*Stated problem a:*
In the dataset rows below, format the lines from the one containing "Patent image size: (931, 845)." up to and including the one containing "The holder 52 is at (251, 484)." as a numbered list, leaving out blank lines.

** START OF Passage provided **

Mechanical connector assemblies are commonly used to secure a first hydrocarbon production system component, such as a blowout preventer (BOP), to a second hydrocarbon production system component connected to a wellbore, such as a wellhead. The connector assembly is usually connected to the BOP using a relatively permanent connection, such as a bolted flange connection, and then the assembly of the BOP and the connector assembly is connected to the wellhead. Some prior art connector assemblies are referred to as quick connectors because the connection between the connector assembly and the wellhead is designed to be made up relatively quickly (for example, more quickly than the connection between the connector assembly and the BOP).

Some prior art connector assemblies include a connector body having a first end which is connectable to the BOP, a second end which is connectable to the wellhead, a connector bore which extends axially between the first and second ends, and a recess which extends axially through the second end and is configured to receive an upper end portion of the wellhead. In use, the connector bore connects the wellbore to the BOP and any equipment connected to the top of the BOP. Thus, a primary sealing member, such as an API ring type joint (RTJ) gasket, is normally positioned between the connector body and the wellhead in order to prevent wellbore pressure from escaping into the environment.

Once the connector assembly is connected to the wellhead, the primary sealing member must normally be pressure tested before the BOP and any equipment connected to the top of the BOP is exposed to the wellbore pressure. In many instances, the primary sealing member is pressure tested by applying a test pressure to the wellbore side of the seal. Although pressure testing the wellbore side of the primary sealing member provides an accurate indication of whether the seal is capable of containing the expected wellbore pressures, this method of testing the seal usually requires that the wellbore (or at least the connector bore) be pressurized up to the required test pressure. This is normally accomplished by first installing a BOP plug in the wellhead, then sealing the BOP bore, and then pressurizing the connector bore to a predetermined level, usually through a test port in the BOP. However, installing a BOP plug in the wellhead in preparation for the pressure test takes time, which increases operating costs. In addition, running components into the wellbore entails certain risks, such as health, safety, and environment (HSE) risks which may arise, e.g., from handling and/or dropping objects, and inadvertent damage to the BOP plug itself or to particular wellhead components.

** END OF Passage provided **

*Stated problem b:*
Continue the passage on connector assemblies for wellheads from its last sentence.

** START OF Data for the task **

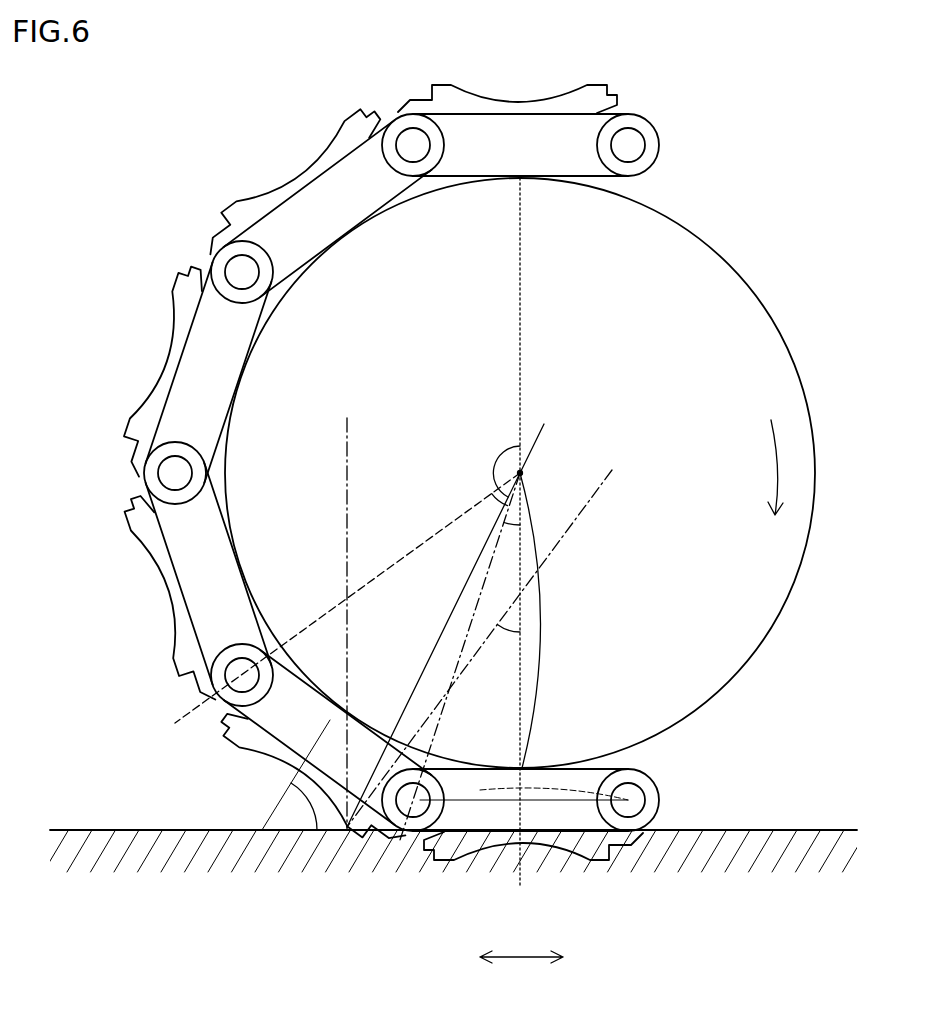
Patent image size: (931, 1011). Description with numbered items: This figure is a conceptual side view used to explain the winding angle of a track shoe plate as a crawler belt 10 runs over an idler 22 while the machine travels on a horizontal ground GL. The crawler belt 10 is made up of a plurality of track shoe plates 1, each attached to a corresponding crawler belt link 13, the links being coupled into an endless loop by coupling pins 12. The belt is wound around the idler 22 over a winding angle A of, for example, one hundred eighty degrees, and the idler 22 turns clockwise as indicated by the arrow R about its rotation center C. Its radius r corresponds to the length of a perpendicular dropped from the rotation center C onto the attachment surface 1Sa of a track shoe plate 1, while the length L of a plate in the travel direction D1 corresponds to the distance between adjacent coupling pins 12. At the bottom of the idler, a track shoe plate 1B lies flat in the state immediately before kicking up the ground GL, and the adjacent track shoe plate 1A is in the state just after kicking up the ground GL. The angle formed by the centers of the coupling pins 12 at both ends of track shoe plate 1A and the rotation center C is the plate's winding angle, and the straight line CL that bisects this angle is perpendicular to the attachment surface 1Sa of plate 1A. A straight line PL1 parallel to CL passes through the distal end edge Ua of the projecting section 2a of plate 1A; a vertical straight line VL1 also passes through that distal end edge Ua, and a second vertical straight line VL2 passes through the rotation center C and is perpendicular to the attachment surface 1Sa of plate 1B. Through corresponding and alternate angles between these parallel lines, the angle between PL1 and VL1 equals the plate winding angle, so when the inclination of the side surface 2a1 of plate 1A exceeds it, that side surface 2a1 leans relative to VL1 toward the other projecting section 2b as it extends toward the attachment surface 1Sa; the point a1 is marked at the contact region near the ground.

The track shoe plate 1 is at (447, 93).
The crawler belt 10 is at (248, 154).
The coupling pin 12 is at (408, 142).
The crawler belt link 13 is at (417, 122).
The idler 22 is at (690, 262).
The projecting section 2a is at (362, 840).
The side surface 2a1 is at (345, 835).
The projecting section 2b is at (228, 735).
The attachment surface 1Sa is at (272, 745).
The distal end edge Ua is at (355, 840).
The contact point a1 is at (330, 835).
The ground GL is at (808, 830).
The straight line VL1 is at (347, 610).
The straight line VL2 is at (518, 384).
The straight line CL is at (461, 614).
The straight line PL1 is at (489, 635).
The rotation center C is at (525, 473).
The winding angle A is at (495, 463).
The radius r is at (540, 620).
The arrow R is at (784, 467).
The length L is at (590, 797).
The travel direction D1 is at (521, 970).
The track shoe plate 1A is at (385, 928).
The track shoe plate 1B is at (598, 928).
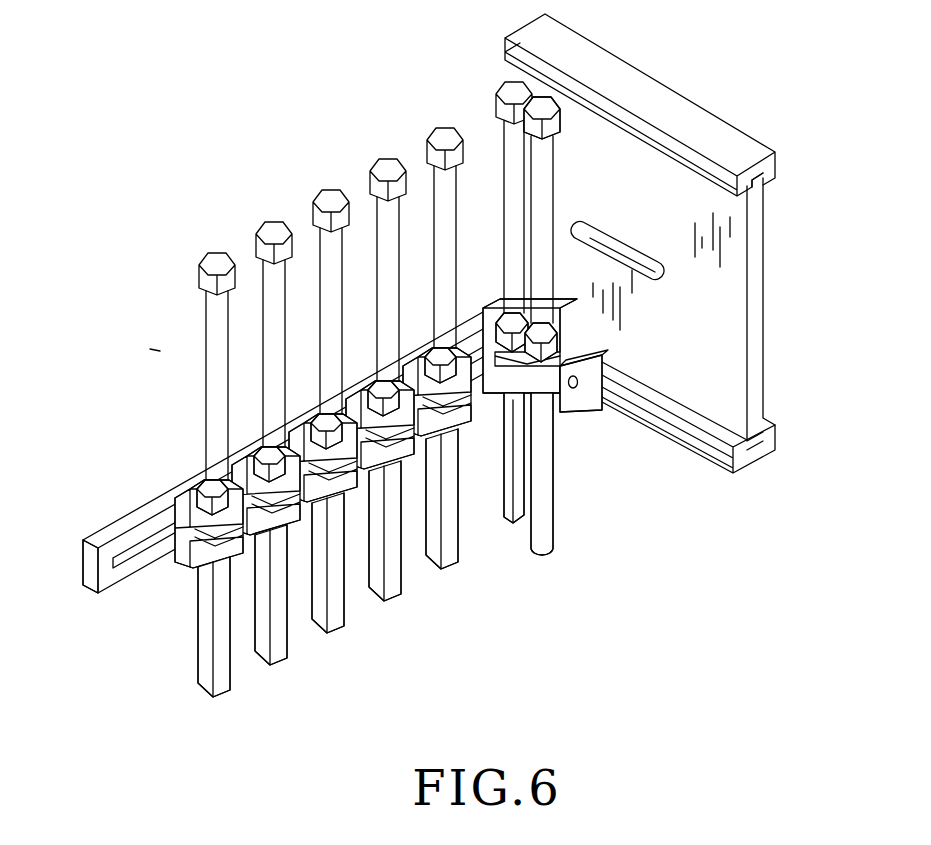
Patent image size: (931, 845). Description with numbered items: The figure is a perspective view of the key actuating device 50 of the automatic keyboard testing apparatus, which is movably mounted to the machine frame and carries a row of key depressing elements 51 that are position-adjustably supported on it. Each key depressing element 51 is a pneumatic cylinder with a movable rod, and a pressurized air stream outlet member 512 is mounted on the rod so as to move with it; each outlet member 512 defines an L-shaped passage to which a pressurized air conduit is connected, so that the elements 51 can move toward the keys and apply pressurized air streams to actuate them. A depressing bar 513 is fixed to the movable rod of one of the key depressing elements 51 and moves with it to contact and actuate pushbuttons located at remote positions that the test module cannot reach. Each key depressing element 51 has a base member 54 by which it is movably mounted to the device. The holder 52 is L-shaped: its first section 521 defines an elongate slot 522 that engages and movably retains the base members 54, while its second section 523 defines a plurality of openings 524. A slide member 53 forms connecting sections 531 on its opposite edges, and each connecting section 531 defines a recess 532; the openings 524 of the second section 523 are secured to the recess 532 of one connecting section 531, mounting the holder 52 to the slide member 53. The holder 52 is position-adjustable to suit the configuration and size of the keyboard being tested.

The key actuating device 50 is at (166, 352).
The key depressing element 51 is at (216, 318).
The pressurized air stream outlet member 512 is at (214, 700).
The depressing bar 513 is at (541, 500).
The holder 52 is at (251, 484).
The first section 521 is at (92, 578).
The elongate slot 522 is at (125, 562).
The second section 523 is at (700, 414).
The opening 524 is at (576, 389).
The slide member 53 is at (674, 285).
The connecting section 531 is at (667, 103).
The recess 532 is at (762, 175).
The base member 54 is at (420, 350).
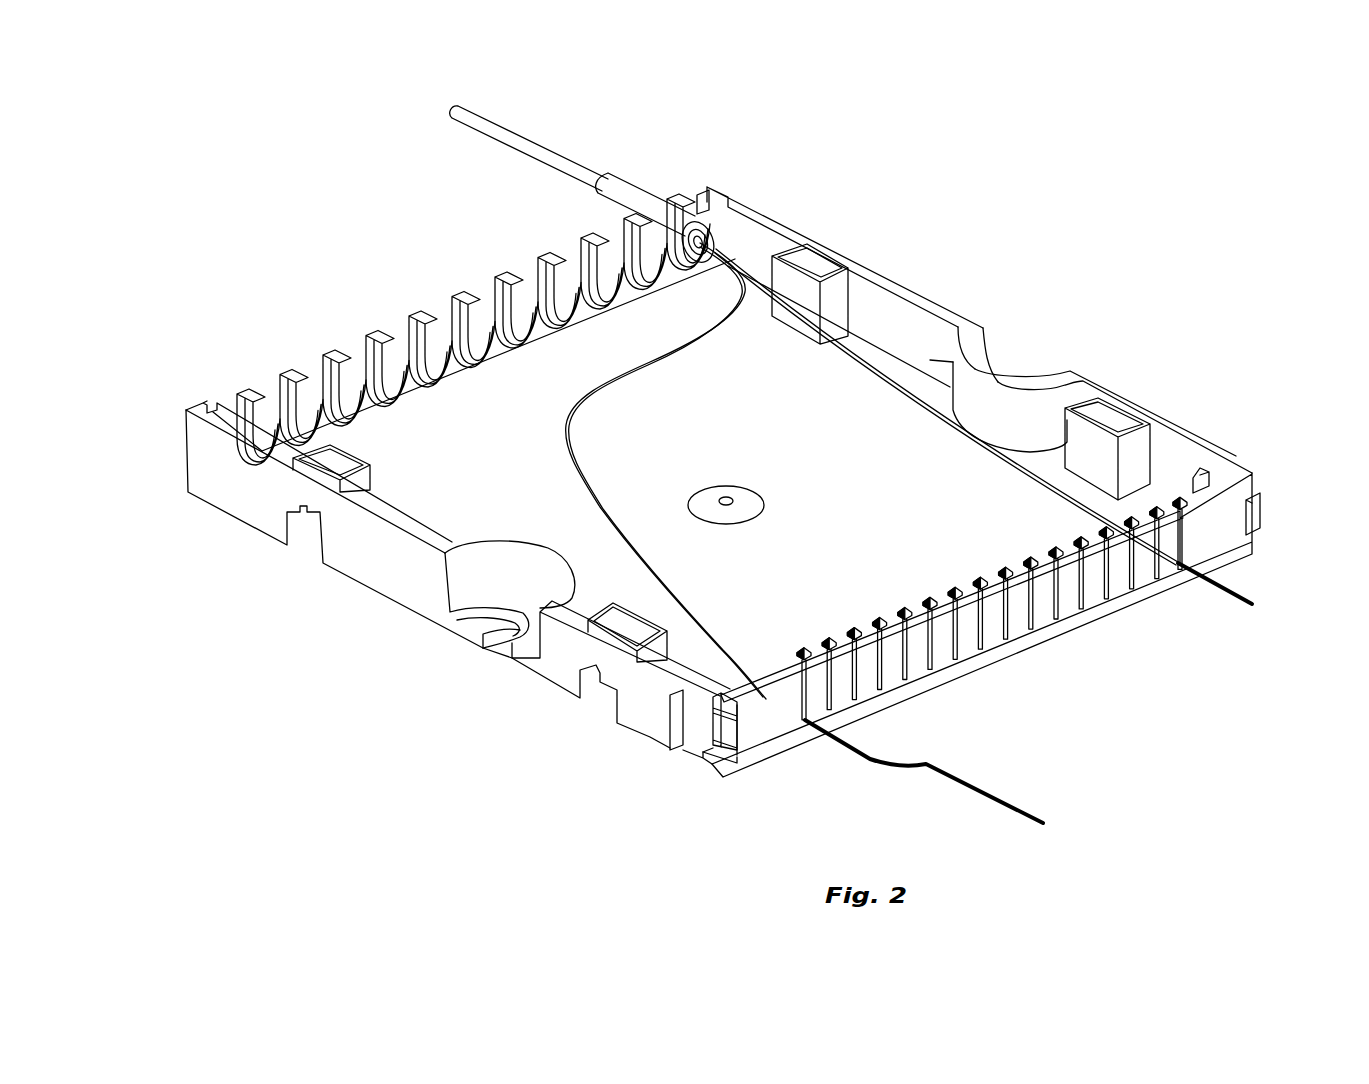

** END OF Data for the task **

*Right answer a:*
1. Patent image size: (931, 845). Description with numbered items: The figure is a perspective view of the key actuating device 50 of the automatic keyboard testing apparatus, which is movably mounted to the machine frame and carries a row of key depressing elements 51 that are position-adjustably supported on it. Each key depressing element 51 is a pneumatic cylinder with a movable rod, and a pressurized air stream outlet member 512 is mounted on the rod so as to move with it; each outlet member 512 defines an L-shaped passage to which a pressurized air conduit is connected, so that the elements 51 can move toward the keys and apply pressurized air streams to actuate them. A depressing bar 513 is fixed to the movable rod of one of the key depressing elements 51 and moves with it to contact and actuate pushbuttons located at remote positions that the test module cannot reach. Each key depressing element 51 has a base member 54 by which it is movably mounted to the device. The holder 52 is L-shaped: its first section 521 defines an elongate slot 522 that engages and movably retains the base members 54, while its second section 523 defines a plurality of openings 524. A slide member 53 forms connecting sections 531 on its opposite edges, and each connecting section 531 defines a recess 532; the openings 524 of the second section 523 are secured to the recess 532 of one connecting section 531, mounting the holder 52 to the slide member 53. The holder 52 is position-adjustable to suit the configuration and size of the keyboard being tested.
2. The key actuating device 50 is at (166, 352).
3. The key depressing element 51 is at (216, 318).
4. The pressurized air stream outlet member 512 is at (214, 700).
5. The depressing bar 513 is at (541, 500).
6. The holder 52 is at (251, 484).

*Right answer b:*
In accordance with the present disclosure, a connector assembly is provided for securing a first hydrocarbon production system component to a second hydrocarbon production system component which in turn is connected to a wellbore. The connector assembly comprises a tubular connector body having a first end which is connectable to the first component, a second end which is connectable to the second component, a connector bore which extends axially between the first and second ends, and a cylindrical recess which extends through the second end coaxially with the connector bore and is configured to receive an upper end portion of the second component. An annular primary sealing member is positioned between the connector body and the upper end portion of the second component. At least one test port extends through the connector body from an outer surface of the connector body to a space between the connector body and the second component which is in fluid communication with an exterior side of the primary sealing member. Accordingly, the primary sealing member may be pressure tested by communicating a test pressure through the at least one test port to the exterior side of the primary sealing member.

In accordance with one aspect of the disclosure, the primary sealing member may comprise an API ring type joint (RTJ) gasket. In accordance with another aspect of the disclosure, the primary sealing member may be made of a metal material.

In accordance with a further aspect of the disclosure, the primary sealing member may be positioned in a first circular seal groove formed in an annular shoulder which extends laterally between the connector bore and the recess, and the at least one test port may extend through the connector body to the recess.

In accordance with another aspect of the disclosure, the at least one test port may comprise a first end which intersects the outer surface of the connector body and a second end which is located adjacent to the shoulder.

In accordance with yet another aspect of the disclosure, an annular secondary sealing member may be positioned between the connector body and the upper end portion of the second component, and the at least one test port may extend from the outer surface of the connector body to a portion of the space between the connector body and the second component which is located between the primary and secondary sealing members.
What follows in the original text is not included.